### Aim of the task
Copy each line holding the string "ETANCHEITE".

Extracted data entries
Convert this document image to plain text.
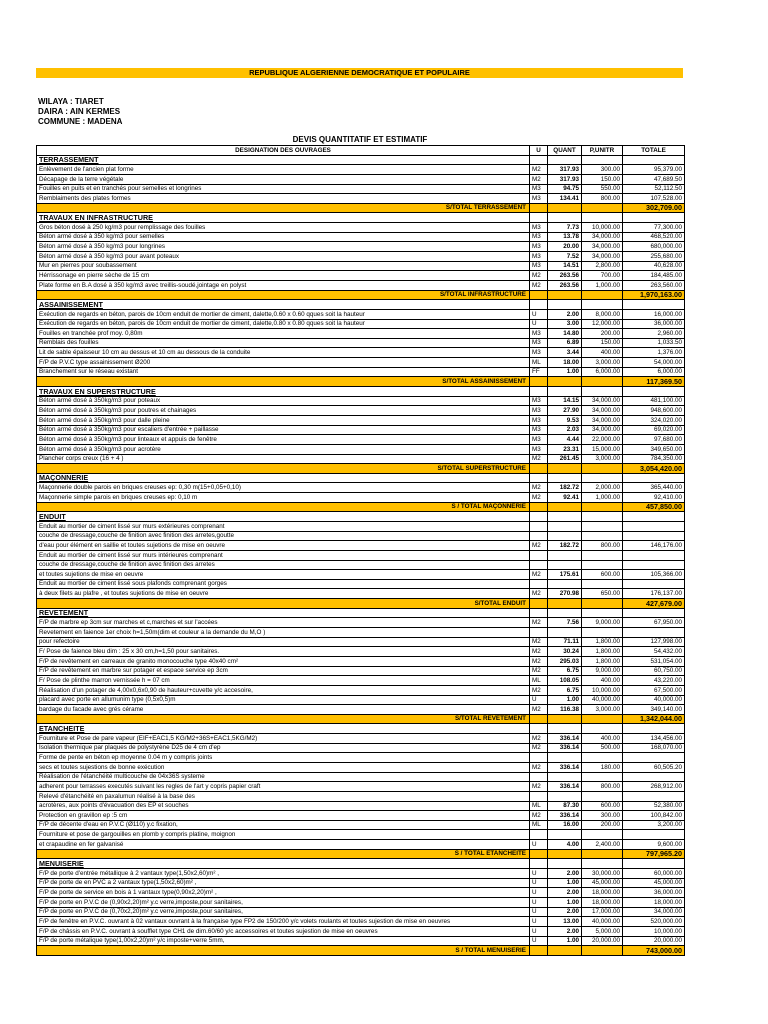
REPUBLIQUE ALGERIENNE DEMOCRATIQUE ET POPULAIRE
WILAYA : TIARET
DAIRA : AIN KERMES
COMMUNE : MADENA
DEVIS QUANTITATIF ET ESTIMATIF
DESIGNATION DES OUVRAGES	U	QUANT	P,UNITR	TOTALE
TERRASSEMENT				
Enlèvement de l'ancien plat forme	M2	317.93	300.00	95,379.00
Décapage de la terre végétale	M2	317.93	150.00	47,689.50
Fouilles en puits et en tranchés pour semelles et longrines	M3	94.75	550.00	52,112.50
Remblaiments des plates formes	M3	134.41	800.00	107,528.00
S/TOTAL TERRASSEMENT				302,709.00
TRAVAUX EN INFRASTRUCTURE				
Gros béton dosé à 250 kg/m3 pour remplissage des fouilles	M3	7.73	10,000.00	77,300.00
Béton armé dosé à 350 kg/m3 pour semelles	M3	13.78	34,000.00	468,520.00
Béton armé dosé à 350 kg/m3 pour longrines	M3	20.00	34,000.00	680,000.00
Béton armé dosé à 350 kg/m3 pour avant poteaux	M3	7.52	34,000.00	255,680.00
Mur en pierres pour soubassement	M3	14.51	2,800.00	40,628.00
Hérrissonage en pierre sèche de 15 cm	M2	263.56	700.00	184,485.00
Plate forme en B.A dosé à 350 kg/m3 avec treillis-soudé,jointage en polyst	M2	263.56	1,000.00	263,560.00
S/TOTAL INFRASTRUCTURE				1,970,163.00
ASSAINISSEMENT				
Exécution de regards en béton, parois de 10cm enduit de mortier de ciment, dalette,0.60 x 0.60 qques soit la hauteur	U	2.00	8,000.00	16,000.00
Exécution de regards en béton, parois de 10cm enduit de mortier de ciment, dalette,0.80 x 0.80 qques soit la hauteur	U	3.00	12,000.00	36,000.00
Fouilles en tranchée prof moy. 0,80m	M3	14.80	200.00	2,960.00
Remblais des fouilles	M3	6.89	150.00	1,033.50
Lit de sable épaisseur 10 cm au dessus et 10 cm au dessous de la conduite	M3	3.44	400.00	1,376.00
F/P de P.V.C type assainissement Ø200	ML	18.00	3,000.00	54,000.00
Branchement sur le réseau existant	FF	1.00	6,000.00	6,000.00
S/TOTAL ASSAINISSEMENT				117,369.50
TRAVAUX EN SUPERSTRUCTURE				
Béton armé dosé à 350kg/m3 pour poteaux	M3	14.15	34,000.00	481,100.00
Béton armé dosé à 350kg/m3 pour poutres et chainages	M3	27.90	34,000.00	948,600.00
Béton armé dosé à 350kg/m3 pour dalle pleine	M3	9.53	34,000.00	324,020.00
Béton armé dosé à 350kg/m3 pour escaliers d'entrée + paillasse	M3	2.03	34,000.00	69,020.00
Béton armé dosé à 350kg/m3 pour linteaux et appuis de fenêtre	M3	4.44	22,000.00	97,680.00
Béton armé dosé à 350kg/m3 pour acrotère	M3	23.31	15,000.00	349,650.00
Plancher corps creux (16 + 4 )	M2	261.45	3,000.00	784,350.00
S/TOTAL SUPERSTRUCTURE				3,054,420.00
MAÇONNERIE				
Maçonnerie double parois en briques creuses ep: 0,30 m(15+0,05+0,10)	M2	182.72	2,000.00	365,440.00
Maçonnerie simple parois en briques creuses ep: 0,10 m	M2	92.41	1,000.00	92,410.00
S / TOTAL MAÇONNERIE				457,850.00
ENDUIT				
Enduit au mortier de ciment lissé sur murs extérieures comprenant				
couche de dressage,couche de finition avec finition des arretes,goutte				
d'eau pour élément en saillie et toutes sujetions de mise en oeuvre	M2	182.72	800.00	146,176.00
Enduit au mortier de ciment lissé sur murs intérieures comprenant				
couche de dressage,couche de finition avec finition des arretes				
et toutes sujetions de mise en oeuvre	M2	175.61	600.00	105,366.00
Enduit au mortier de ciment lissé sous plafonds comprenant gorges				
à deux filets au plafre , et toutes sujetions de mise en oeuvre	M2	270.98	650.00	176,137.00
S/TOTAL ENDUIT				427,679.00
REVETEMENT				
F/P de marbre ep 3cm sur marches et c,marches et sur l'accées	M2	7.56	9,000.00	67,950.00
Revetement en faience 1er choix h=1,50m(dim et couleur a la demande du M,O )				
pour refectoire	M2	71.11	1,800.00	127,998.00
F/ Pose de faience bleu dim : 25 x 30 cm,h=1,50 pour sanitaires.	M2	30.24	1,800.00	54,432.00
F/P de revêtement en carreaux de granito monocouche type 40x40 cm²	M2	295.03	1,800.00	531,054.00
F/P de revêtement en marbre sur potager et espace service ep 3cm	M2	6.75	9,000.00	60,750.00
F/ Pose de plinthe marron vernissée h = 07 cm	ML	108.05	400.00	43,220.00
Réalisation d'un potager de 4,00x0,6x0,90 de hauteur+cuvette y/c accesoire,	M2	6.75	10,000.00	67,500.00
placard avec porte en allumunim type (0,5x0,5)m	U	1.00	40,000.00	40,000.00
bardage du facade avec grés cérame	M2	116.38	3,000.00	349,140.00
S/TOTAL REVETEMENT				1,342,044.00
ETANCHEITE				
Fourniture et Pose de pare vapeur (EIF+EAC1,5 KG/M2+36S+EAC1,5KG/M2)	M2	336.14	400.00	134,456.00
Isolation thermique par plaques de polystyrène D25 de 4 cm d'ep	M2	336.14	500.00	168,070.00
Forme de pente en béton ep moyenne 0.04 m y compris joints				
secs et toutes sujestions de bonne exécution	M2	336.14	180.00	60,505.20
Réalisation de l'étanchéité multicouche de 04x36S systeme				
adherent pour terrasses executés suivant les regles de l'art y copris papier craft	M2	336.14	800.00	268,912.00
Relevé d'étanchéité en paxalumun réalisé à la base des				
acrotères, aux points d'évacuation des EP et souches	ML	87.30	600.00	52,380.00
Protection en gravillon ep :5 cm	M2	336.14	300.00	100,842.00
F/P de décente d'eau en P.V.C (Ø110) y.c fixation,	ML	16.00	200.00	3,200.00
Fourniture et pose de gargouilles en plomb y compris platine, moignon				
et crapaudine en fer galvanisé	U	4.00	2,400.00	9,600.00
S / TOTAL ETANCHEITE				797,965.20
MENUISERIE				
F/P de porte d'entrée métallique à 2 vantaux type(1,50x2,60)m² ,	U	2.00	30,000.00	60,000.00
F/P de porte de en PVC a 2 vantaux type(1,50x2,60)m² ,	U	1.00	45,000.00	45,000.00
F/P de porte de service en bois à 1 vantaux type(0,90x2,20)m² ,	U	2.00	18,000.00	36,000.00
F/P de porte en P.V.C de (0,90x2,20)m² y.c verre,imposte,pour sanitaires,	U	1.00	18,000.00	18,000.00
F/P de porte en P.V.C de (0,70x2,20)m² y.c verre,imposte,pour sanitaires,	U	2.00	17,000.00	34,000.00
F/P de fenêtre en P.V.C. ouvrant à 02 vantaux ouvrant à la française type FP2 de 150/200 y/c volets roulants et toutes sujestion de mise en oeuvres	U	13.00	40,000.00	520,000.00
F/P de châssis en P.V.C. ouvrant à soufflet type CH1 de dim.60/60 y/c accessoires et toutes sujestion de mise en oeuvres	U	2.00	5,000.00	10,000.00
F/P de porte métalique type(1,00x2,20)m² y/c imposte+verre 5mm,	U	1.00	20,000.00	20,000.00
S / TOTAL MENUISERIE				743,000.00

### Solution for this problem
ETANCHEITE				
S / TOTAL ETANCHEITE				797,965.20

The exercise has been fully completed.